* WHAT NEEDS TO BE DONE
Report how many lines hold the string "title". Give the number and nothing else.
◆ ◆ ◆ ◆ ◆
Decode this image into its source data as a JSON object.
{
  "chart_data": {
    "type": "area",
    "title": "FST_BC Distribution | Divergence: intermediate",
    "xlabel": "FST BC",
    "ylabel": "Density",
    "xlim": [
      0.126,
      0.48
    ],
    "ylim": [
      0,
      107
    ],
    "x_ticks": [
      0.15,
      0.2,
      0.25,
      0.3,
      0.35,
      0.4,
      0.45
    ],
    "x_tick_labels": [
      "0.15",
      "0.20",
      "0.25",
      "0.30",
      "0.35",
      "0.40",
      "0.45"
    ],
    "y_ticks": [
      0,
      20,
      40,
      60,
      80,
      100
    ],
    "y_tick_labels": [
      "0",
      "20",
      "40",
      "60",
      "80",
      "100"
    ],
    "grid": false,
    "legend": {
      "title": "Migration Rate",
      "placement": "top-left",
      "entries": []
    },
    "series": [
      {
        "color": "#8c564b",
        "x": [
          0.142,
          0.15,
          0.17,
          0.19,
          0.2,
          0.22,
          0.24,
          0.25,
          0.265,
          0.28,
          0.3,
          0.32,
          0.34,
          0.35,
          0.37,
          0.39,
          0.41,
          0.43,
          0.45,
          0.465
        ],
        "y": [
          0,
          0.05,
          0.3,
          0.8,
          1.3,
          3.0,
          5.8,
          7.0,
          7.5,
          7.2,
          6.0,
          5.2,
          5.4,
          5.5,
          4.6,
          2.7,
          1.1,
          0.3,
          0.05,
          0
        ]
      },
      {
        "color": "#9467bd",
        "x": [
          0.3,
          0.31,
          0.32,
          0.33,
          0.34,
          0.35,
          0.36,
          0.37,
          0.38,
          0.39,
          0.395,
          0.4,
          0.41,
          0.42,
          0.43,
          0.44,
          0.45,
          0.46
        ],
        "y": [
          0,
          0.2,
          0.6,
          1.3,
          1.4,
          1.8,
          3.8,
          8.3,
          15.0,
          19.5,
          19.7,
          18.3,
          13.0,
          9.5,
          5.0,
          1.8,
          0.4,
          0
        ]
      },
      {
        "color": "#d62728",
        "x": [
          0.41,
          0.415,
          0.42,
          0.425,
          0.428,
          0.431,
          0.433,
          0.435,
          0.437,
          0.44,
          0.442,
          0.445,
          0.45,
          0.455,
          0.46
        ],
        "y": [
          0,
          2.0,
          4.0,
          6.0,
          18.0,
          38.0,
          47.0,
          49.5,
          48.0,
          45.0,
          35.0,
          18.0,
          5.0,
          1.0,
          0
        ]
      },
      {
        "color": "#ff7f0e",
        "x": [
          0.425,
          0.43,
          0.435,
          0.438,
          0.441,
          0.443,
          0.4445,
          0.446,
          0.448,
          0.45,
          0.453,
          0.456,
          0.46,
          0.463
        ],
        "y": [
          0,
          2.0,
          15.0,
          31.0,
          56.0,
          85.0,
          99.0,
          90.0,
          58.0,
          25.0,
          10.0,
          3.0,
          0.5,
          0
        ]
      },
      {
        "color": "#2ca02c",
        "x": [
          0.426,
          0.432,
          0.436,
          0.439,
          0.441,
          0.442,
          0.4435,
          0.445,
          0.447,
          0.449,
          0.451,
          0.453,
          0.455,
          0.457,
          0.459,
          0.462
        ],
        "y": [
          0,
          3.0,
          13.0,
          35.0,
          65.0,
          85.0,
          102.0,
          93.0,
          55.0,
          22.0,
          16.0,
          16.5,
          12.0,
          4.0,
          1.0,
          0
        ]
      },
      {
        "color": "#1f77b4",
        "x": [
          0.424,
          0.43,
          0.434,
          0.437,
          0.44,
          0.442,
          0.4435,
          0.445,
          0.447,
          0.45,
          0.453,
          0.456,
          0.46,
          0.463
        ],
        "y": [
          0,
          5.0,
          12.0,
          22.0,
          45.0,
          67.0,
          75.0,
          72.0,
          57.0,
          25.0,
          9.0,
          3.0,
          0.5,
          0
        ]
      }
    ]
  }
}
◆ ◆ ◆ ◆ ◆
* EXPECTED OUTPUT
2